====== LISTING

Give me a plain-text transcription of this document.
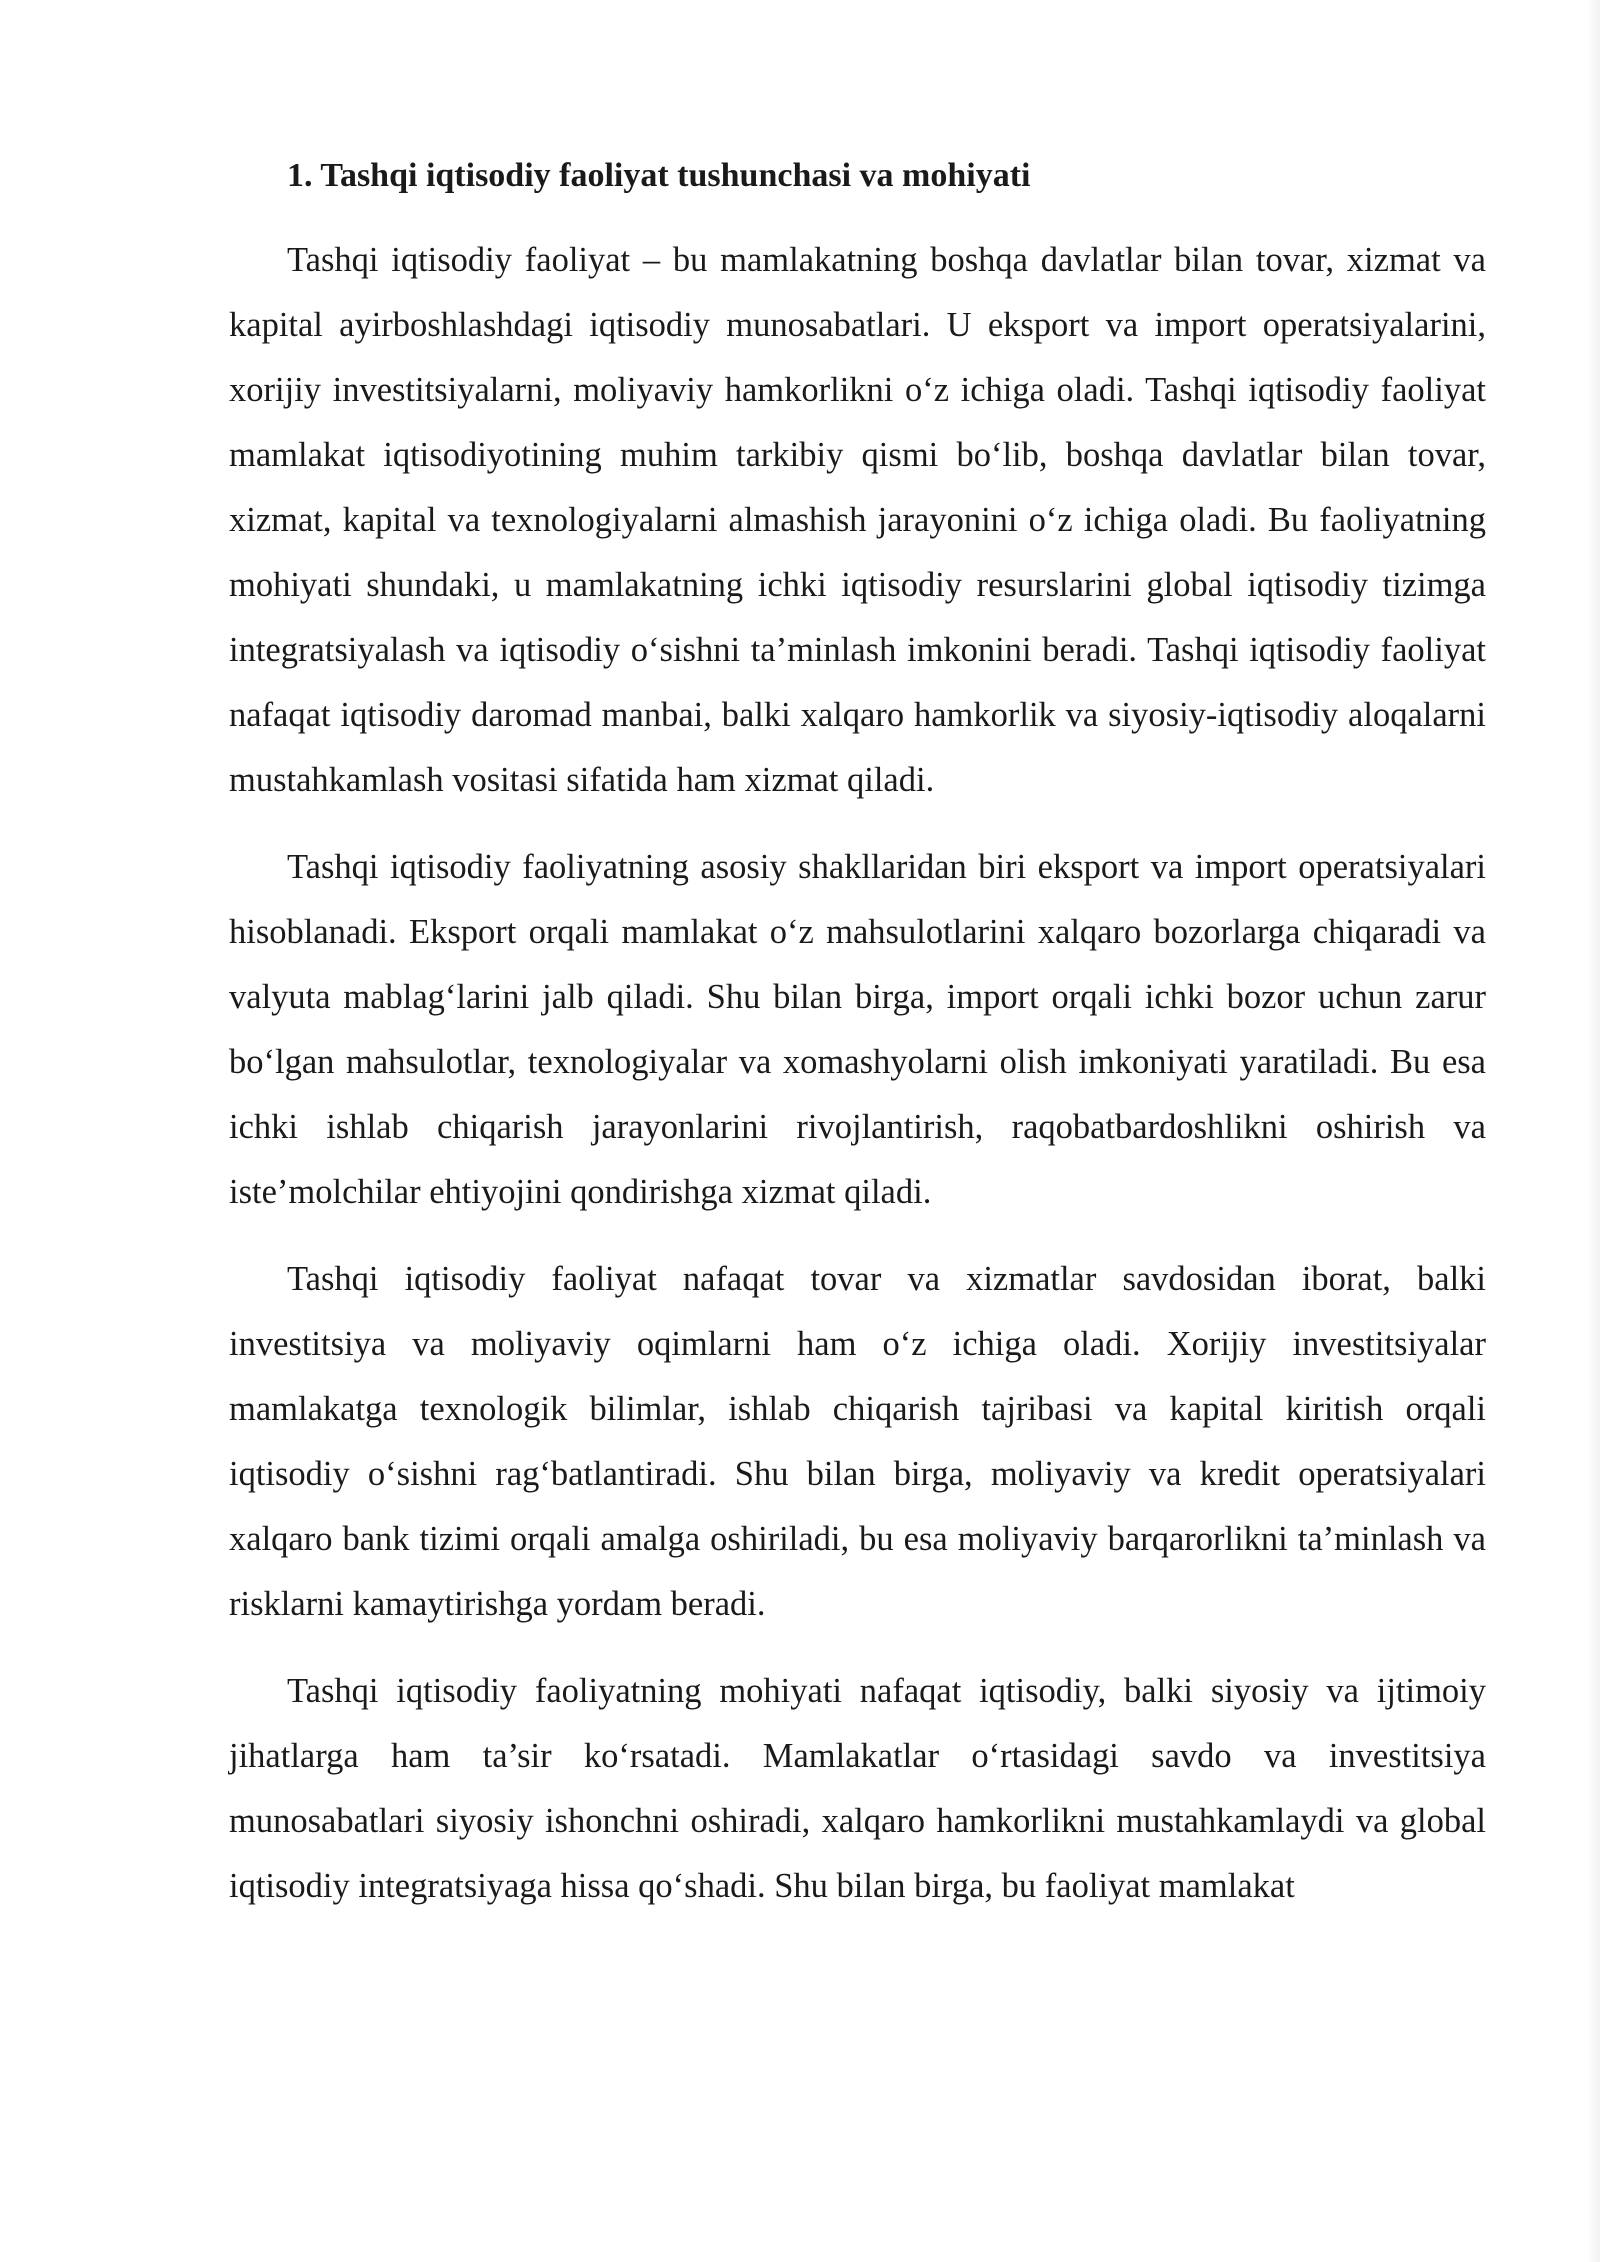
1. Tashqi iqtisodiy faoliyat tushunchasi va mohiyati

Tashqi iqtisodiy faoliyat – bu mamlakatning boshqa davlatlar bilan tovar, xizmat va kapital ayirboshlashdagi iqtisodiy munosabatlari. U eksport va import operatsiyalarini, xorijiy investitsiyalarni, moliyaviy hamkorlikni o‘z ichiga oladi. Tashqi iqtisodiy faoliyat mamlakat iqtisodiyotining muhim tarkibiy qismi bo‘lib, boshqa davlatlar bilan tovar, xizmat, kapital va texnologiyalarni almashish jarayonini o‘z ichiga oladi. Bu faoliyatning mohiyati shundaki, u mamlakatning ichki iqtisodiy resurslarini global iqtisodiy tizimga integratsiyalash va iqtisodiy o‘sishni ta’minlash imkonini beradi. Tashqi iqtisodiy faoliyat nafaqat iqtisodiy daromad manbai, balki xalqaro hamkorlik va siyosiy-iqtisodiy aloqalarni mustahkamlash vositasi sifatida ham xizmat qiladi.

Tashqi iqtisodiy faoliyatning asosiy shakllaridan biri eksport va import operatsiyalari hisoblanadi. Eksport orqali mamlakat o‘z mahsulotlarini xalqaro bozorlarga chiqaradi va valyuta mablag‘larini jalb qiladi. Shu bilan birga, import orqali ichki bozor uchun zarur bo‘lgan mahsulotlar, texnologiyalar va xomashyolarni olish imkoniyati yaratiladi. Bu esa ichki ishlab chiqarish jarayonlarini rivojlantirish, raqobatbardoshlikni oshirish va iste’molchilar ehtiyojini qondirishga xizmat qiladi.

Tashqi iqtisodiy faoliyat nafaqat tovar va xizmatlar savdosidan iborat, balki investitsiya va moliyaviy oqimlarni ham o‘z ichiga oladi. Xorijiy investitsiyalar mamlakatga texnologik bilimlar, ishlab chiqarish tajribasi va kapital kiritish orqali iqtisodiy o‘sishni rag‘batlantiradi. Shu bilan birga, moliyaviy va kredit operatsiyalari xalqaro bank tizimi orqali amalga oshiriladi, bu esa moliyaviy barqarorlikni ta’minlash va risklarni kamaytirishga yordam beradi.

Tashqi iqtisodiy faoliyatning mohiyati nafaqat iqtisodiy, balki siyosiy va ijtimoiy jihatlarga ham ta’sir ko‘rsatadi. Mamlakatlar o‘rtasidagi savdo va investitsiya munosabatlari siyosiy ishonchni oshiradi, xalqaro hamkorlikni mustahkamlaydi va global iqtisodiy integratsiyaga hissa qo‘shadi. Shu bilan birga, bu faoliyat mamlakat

============

Strip out the pictures and quote the remaining data word for word.

Give me a plain-text transcription of this document.
1. Tashqi iqtisodiy faoliyat tushunchasi va mohiyati

Tashqi iqtisodiy faoliyat – bu mamlakatning boshqa davlatlar bilan tovar, xizmat va kapital ayirboshlashdagi iqtisodiy munosabatlari. U eksport va import operatsiyalarini, xorijiy investitsiyalarni, moliyaviy hamkorlikni o‘z ichiga oladi. Tashqi iqtisodiy faoliyat mamlakat iqtisodiyotining muhim tarkibiy qismi bo‘lib, boshqa davlatlar bilan tovar, xizmat, kapital va texnologiyalarni almashish jarayonini o‘z ichiga oladi. Bu faoliyatning mohiyati shundaki, u mamlakatning ichki iqtisodiy resurslarini global iqtisodiy tizimga integratsiyalash va iqtisodiy o‘sishni ta’minlash imkonini beradi. Tashqi iqtisodiy faoliyat nafaqat iqtisodiy daromad manbai, balki xalqaro hamkorlik va siyosiy-iqtisodiy aloqalarni mustahkamlash vositasi sifatida ham xizmat qiladi.

Tashqi iqtisodiy faoliyatning asosiy shakllaridan biri eksport va import operatsiyalari hisoblanadi. Eksport orqali mamlakat o‘z mahsulotlarini xalqaro bozorlarga chiqaradi va valyuta mablag‘larini jalb qiladi. Shu bilan birga, import orqali ichki bozor uchun zarur bo‘lgan mahsulotlar, texnologiyalar va xomashyolarni olish imkoniyati yaratiladi. Bu esa ichki ishlab chiqarish jarayonlarini rivojlantirish, raqobatbardoshlikni oshirish va iste’molchilar ehtiyojini qondirishga xizmat qiladi.

Tashqi iqtisodiy faoliyat nafaqat tovar va xizmatlar savdosidan iborat, balki investitsiya va moliyaviy oqimlarni ham o‘z ichiga oladi. Xorijiy investitsiyalar mamlakatga texnologik bilimlar, ishlab chiqarish tajribasi va kapital kiritish orqali iqtisodiy o‘sishni rag‘batlantiradi. Shu bilan birga, moliyaviy va kredit operatsiyalari xalqaro bank tizimi orqali amalga oshiriladi, bu esa moliyaviy barqarorlikni ta’minlash va risklarni kamaytirishga yordam beradi.

Tashqi iqtisodiy faoliyatning mohiyati nafaqat iqtisodiy, balki siyosiy va ijtimoiy jihatlarga ham ta’sir ko‘rsatadi. Mamlakatlar o‘rtasidagi savdo va investitsiya munosabatlari siyosiy ishonchni oshiradi, xalqaro hamkorlikni mustahkamlaydi va global iqtisodiy integratsiyaga hissa qo‘shadi. Shu bilan birga, bu faoliyat mamlakat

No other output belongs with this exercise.